_What you will do:_
Reproduce the data exactly.

_Input records:_
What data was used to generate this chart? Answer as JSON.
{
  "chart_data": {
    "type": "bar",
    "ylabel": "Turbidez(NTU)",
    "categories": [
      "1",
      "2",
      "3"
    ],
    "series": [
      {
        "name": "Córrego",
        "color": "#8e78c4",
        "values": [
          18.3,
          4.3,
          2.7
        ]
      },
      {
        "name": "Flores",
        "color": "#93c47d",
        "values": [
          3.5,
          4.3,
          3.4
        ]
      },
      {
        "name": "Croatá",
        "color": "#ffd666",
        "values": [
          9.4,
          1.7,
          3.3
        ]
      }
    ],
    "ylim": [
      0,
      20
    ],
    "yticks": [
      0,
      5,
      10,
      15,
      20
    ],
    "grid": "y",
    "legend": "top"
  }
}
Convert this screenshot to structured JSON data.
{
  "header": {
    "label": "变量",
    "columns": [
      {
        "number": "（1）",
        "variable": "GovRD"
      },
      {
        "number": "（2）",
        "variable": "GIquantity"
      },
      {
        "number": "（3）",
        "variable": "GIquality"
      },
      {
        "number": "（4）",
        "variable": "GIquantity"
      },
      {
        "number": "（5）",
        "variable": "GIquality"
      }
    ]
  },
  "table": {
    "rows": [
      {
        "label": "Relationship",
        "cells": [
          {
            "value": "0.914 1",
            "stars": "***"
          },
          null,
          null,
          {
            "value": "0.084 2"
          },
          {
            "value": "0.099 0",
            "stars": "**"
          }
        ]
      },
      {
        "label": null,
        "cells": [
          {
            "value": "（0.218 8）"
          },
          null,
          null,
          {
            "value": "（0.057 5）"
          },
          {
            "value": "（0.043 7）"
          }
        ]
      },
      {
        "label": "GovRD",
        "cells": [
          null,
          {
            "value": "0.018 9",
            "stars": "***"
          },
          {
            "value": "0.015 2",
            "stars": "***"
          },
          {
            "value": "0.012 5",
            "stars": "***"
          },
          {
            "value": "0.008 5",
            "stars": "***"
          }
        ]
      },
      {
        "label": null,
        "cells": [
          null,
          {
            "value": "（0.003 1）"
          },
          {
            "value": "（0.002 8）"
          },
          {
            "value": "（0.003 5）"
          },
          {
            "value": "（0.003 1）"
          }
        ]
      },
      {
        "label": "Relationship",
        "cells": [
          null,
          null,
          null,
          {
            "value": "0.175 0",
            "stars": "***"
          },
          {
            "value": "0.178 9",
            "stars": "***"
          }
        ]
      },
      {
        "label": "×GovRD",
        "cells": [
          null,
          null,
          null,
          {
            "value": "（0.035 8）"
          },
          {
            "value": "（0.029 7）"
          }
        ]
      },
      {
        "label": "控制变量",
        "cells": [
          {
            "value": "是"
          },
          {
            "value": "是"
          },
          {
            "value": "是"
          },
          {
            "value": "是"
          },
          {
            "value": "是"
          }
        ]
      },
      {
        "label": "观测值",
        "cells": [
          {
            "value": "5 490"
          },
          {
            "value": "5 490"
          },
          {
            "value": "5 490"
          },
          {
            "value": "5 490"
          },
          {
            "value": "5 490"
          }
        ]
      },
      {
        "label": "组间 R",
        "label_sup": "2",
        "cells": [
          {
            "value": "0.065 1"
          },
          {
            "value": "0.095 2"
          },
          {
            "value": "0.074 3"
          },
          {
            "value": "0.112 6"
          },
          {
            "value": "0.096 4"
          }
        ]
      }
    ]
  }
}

_Task output:_
What data was used to generate this chart? Answer as JSON.
{
  "chart_data": {
    "type": "bar",
    "ylabel": "Turbidez(NTU)",
    "categories": [
      "1",
      "2",
      "3"
    ],
    "series": [
      {
        "name": "Córrego",
        "color": "#8e78c4",
        "values": [
          18.3,
          4.3,
          2.7
        ]
      },
      {
        "name": "Flores",
        "color": "#93c47d",
        "values": [
          3.5,
          4.3,
          3.4
        ]
      },
      {
        "name": "Croatá",
        "color": "#ffd666",
        "values": [
          9.4,
          1.7,
          3.3
        ]
      }
    ],
    "ylim": [
      0,
      20
    ],
    "yticks": [
      0,
      5,
      10,
      15,
      20
    ],
    "grid": "y",
    "legend": "top"
  }
}
Convert this screenshot to structured JSON data.
{
  "header": {
    "label": "变量",
    "columns": [
      {
        "number": "（1）",
        "variable": "GovRD"
      },
      {
        "number": "（2）",
        "variable": "GIquantity"
      },
      {
        "number": "（3）",
        "variable": "GIquality"
      },
      {
        "number": "（4）",
        "variable": "GIquantity"
      },
      {
        "number": "（5）",
        "variable": "GIquality"
      }
    ]
  },
  "table": {
    "rows": [
      {
        "label": "Relationship",
        "cells": [
          {
            "value": "0.914 1",
            "stars": "***"
          },
          null,
          null,
          {
            "value": "0.084 2"
          },
          {
            "value": "0.099 0",
            "stars": "**"
          }
        ]
      },
      {
        "label": null,
        "cells": [
          {
            "value": "（0.218 8）"
          },
          null,
          null,
          {
            "value": "（0.057 5）"
          },
          {
            "value": "（0.043 7）"
          }
        ]
      },
      {
        "label": "GovRD",
        "cells": [
          null,
          {
            "value": "0.018 9",
            "stars": "***"
          },
          {
            "value": "0.015 2",
            "stars": "***"
          },
          {
            "value": "0.012 5",
            "stars": "***"
          },
          {
            "value": "0.008 5",
            "stars": "***"
          }
        ]
      },
      {
        "label": null,
        "cells": [
          null,
          {
            "value": "（0.003 1）"
          },
          {
            "value": "（0.002 8）"
          },
          {
            "value": "（0.003 5）"
          },
          {
            "value": "（0.003 1）"
          }
        ]
      },
      {
        "label": "Relationship",
        "cells": [
          null,
          null,
          null,
          {
            "value": "0.175 0",
            "stars": "***"
          },
          {
            "value": "0.178 9",
            "stars": "***"
          }
        ]
      },
      {
        "label": "×GovRD",
        "cells": [
          null,
          null,
          null,
          {
            "value": "（0.035 8）"
          },
          {
            "value": "（0.029 7）"
          }
        ]
      },
      {
        "label": "控制变量",
        "cells": [
          {
            "value": "是"
          },
          {
            "value": "是"
          },
          {
            "value": "是"
          },
          {
            "value": "是"
          },
          {
            "value": "是"
          }
        ]
      },
      {
        "label": "观测值",
        "cells": [
          {
            "value": "5 490"
          },
          {
            "value": "5 490"
          },
          {
            "value": "5 490"
          },
          {
            "value": "5 490"
          },
          {
            "value": "5 490"
          }
        ]
      },
      {
        "label": "组间 R",
        "label_sup": "2",
        "cells": [
          {
            "value": "0.065 1"
          },
          {
            "value": "0.095 2"
          },
          {
            "value": "0.074 3"
          },
          {
            "value": "0.112 6"
          },
          {
            "value": "0.096 4"
          }
        ]
      }
    ]
  }
}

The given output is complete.